The problem: Across the data below, how many lines have the word "copy" in them? Respond with the number alone.

Record extracts:
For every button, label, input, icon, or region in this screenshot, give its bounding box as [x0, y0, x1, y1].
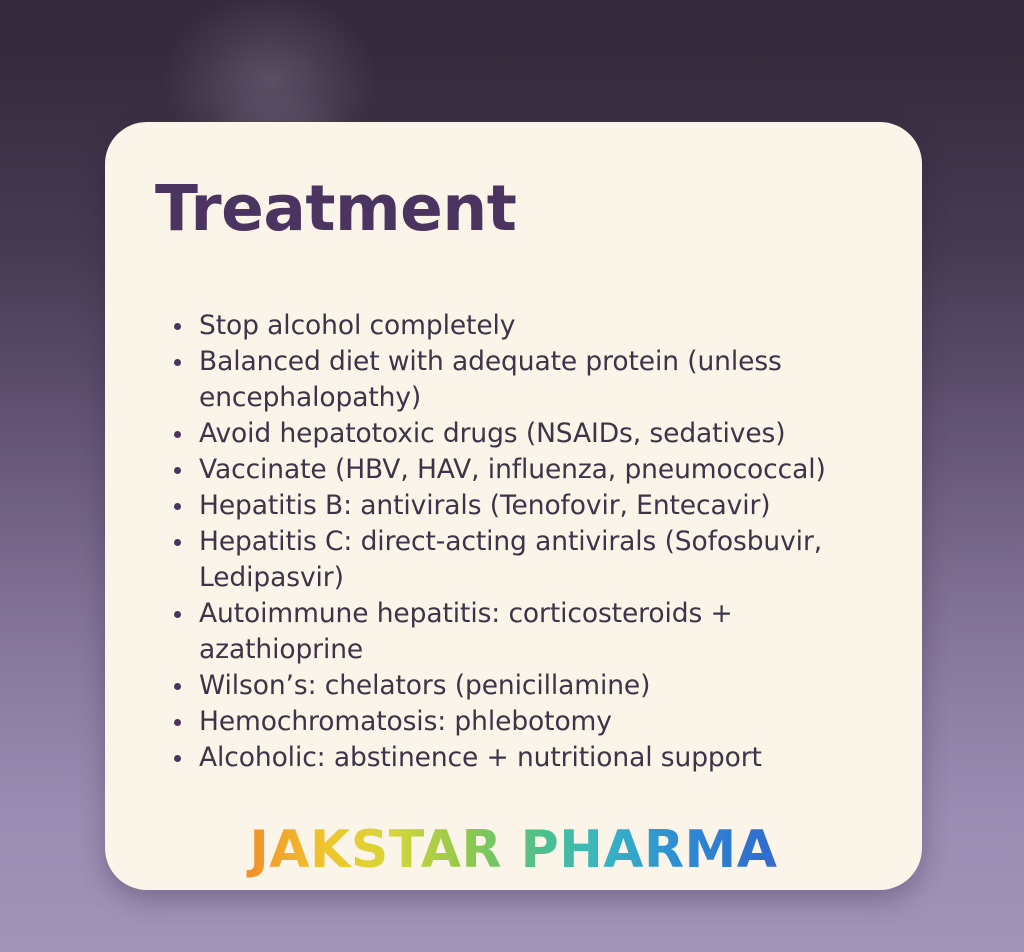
list-item: Wilson’s: chelators (penicillamine): [163, 668, 892, 704]
list-item-label: Vaccinate (HBV, HAV, influenza, pneumoco…: [199, 454, 826, 485]
content-card: Treatment Stop alcohol completelyBalance…: [105, 122, 922, 890]
list-item-label: Hepatitis B: antivirals (Tenofovir, Ente…: [199, 490, 771, 521]
list-item: Hepatitis C: direct-acting antivirals (S…: [163, 524, 892, 596]
list-item: Avoid hepatotoxic drugs (NSAIDs, sedativ…: [163, 416, 892, 452]
list-item-label: Stop alcohol completely: [199, 310, 515, 341]
bullet-dot-icon: [174, 755, 181, 762]
list-item-label: Hemochromatosis: phlebotomy: [199, 706, 612, 737]
bullet-dot-icon: [174, 611, 181, 618]
bullet-dot-icon: [174, 359, 181, 366]
list-item-label: Avoid hepatotoxic drugs (NSAIDs, sedativ…: [199, 418, 785, 449]
bullet-dot-icon: [174, 323, 181, 330]
treatment-bullet-list: Stop alcohol completelyBalanced diet wit…: [163, 308, 892, 776]
list-item: Hepatitis B: antivirals (Tenofovir, Ente…: [163, 488, 892, 524]
list-item-label: Autoimmune hepatitis: corticosteroids + …: [199, 598, 733, 665]
list-item: Stop alcohol completely: [163, 308, 892, 344]
bullet-dot-icon: [174, 431, 181, 438]
list-item-label: Alcoholic: abstinence + nutritional supp…: [199, 742, 762, 773]
list-item: Autoimmune hepatitis: corticosteroids + …: [163, 596, 892, 668]
bullet-dot-icon: [174, 467, 181, 474]
list-item-label: Wilson’s: chelators (penicillamine): [199, 670, 650, 701]
list-item: Vaccinate (HBV, HAV, influenza, pneumoco…: [163, 452, 892, 488]
slide-canvas: Treatment Stop alcohol completelyBalance…: [0, 0, 1024, 952]
list-item: Hemochromatosis: phlebotomy: [163, 704, 892, 740]
list-item-label: Balanced diet with adequate protein (unl…: [199, 346, 782, 413]
bullet-dot-icon: [174, 539, 181, 546]
bullet-dot-icon: [174, 719, 181, 726]
bullet-dot-icon: [174, 503, 181, 510]
list-item: Balanced diet with adequate protein (unl…: [163, 344, 892, 416]
page-title: Treatment: [155, 177, 516, 240]
list-item: Alcoholic: abstinence + nutritional supp…: [163, 740, 892, 776]
list-item-label: Hepatitis C: direct-acting antivirals (S…: [199, 526, 822, 593]
brand-watermark: JAKSTAR PHARMA: [105, 823, 922, 878]
bullet-dot-icon: [174, 683, 181, 690]
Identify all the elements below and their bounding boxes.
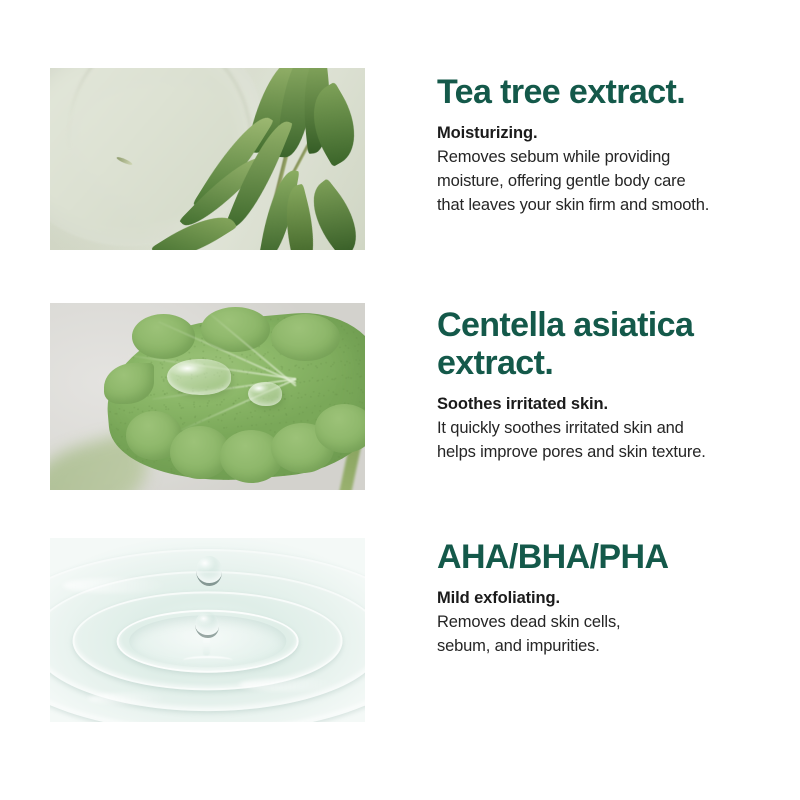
aha-bha-pha-copy-block: AHA/BHA/PHA Mild exfoliating. Removes de… <box>437 538 767 658</box>
section-subhead: Soothes irritated skin. <box>437 393 767 416</box>
section-tea-tree: Tea tree extract. Moisturizing. Removes … <box>0 68 800 250</box>
surface-highlight <box>88 693 170 704</box>
section-centella-asiatica: Centella asiatica extract. Soothes irrit… <box>0 303 800 490</box>
ingredient-benefits-infographic: Tea tree extract. Moisturizing. Removes … <box>0 0 800 800</box>
section-aha-bha-pha: AHA/BHA/PHA Mild exfoliating. Removes de… <box>0 538 800 722</box>
section-heading: Centella asiatica extract. <box>437 306 767 382</box>
leaf-lobe <box>271 314 340 361</box>
tea-tree-leaves-photo <box>50 68 365 250</box>
water-droplet-ripple-photo <box>50 538 365 722</box>
section-body: Removes dead skin cells, sebum, and impu… <box>437 610 767 658</box>
surface-highlight <box>239 678 340 691</box>
leaf-lobe <box>315 404 365 453</box>
section-body: Removes sebum while providing moisture, … <box>437 145 767 217</box>
leaf-lobe <box>132 314 195 359</box>
section-subhead: Moisturizing. <box>437 122 767 145</box>
section-heading: Tea tree extract. <box>437 73 767 111</box>
centella-leaf-photo <box>50 303 365 490</box>
water-droplet-small <box>248 382 282 406</box>
section-body: It quickly soothes irritated skin and he… <box>437 416 767 464</box>
water-droplet-large <box>167 359 231 395</box>
section-heading: AHA/BHA/PHA <box>437 538 767 576</box>
tea-tree-copy-block: Tea tree extract. Moisturizing. Removes … <box>437 73 767 217</box>
rebound-droplet <box>195 612 219 638</box>
section-subhead: Mild exfoliating. <box>437 587 767 610</box>
centella-copy-block: Centella asiatica extract. Soothes irrit… <box>437 306 767 464</box>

Solution to this problem: 3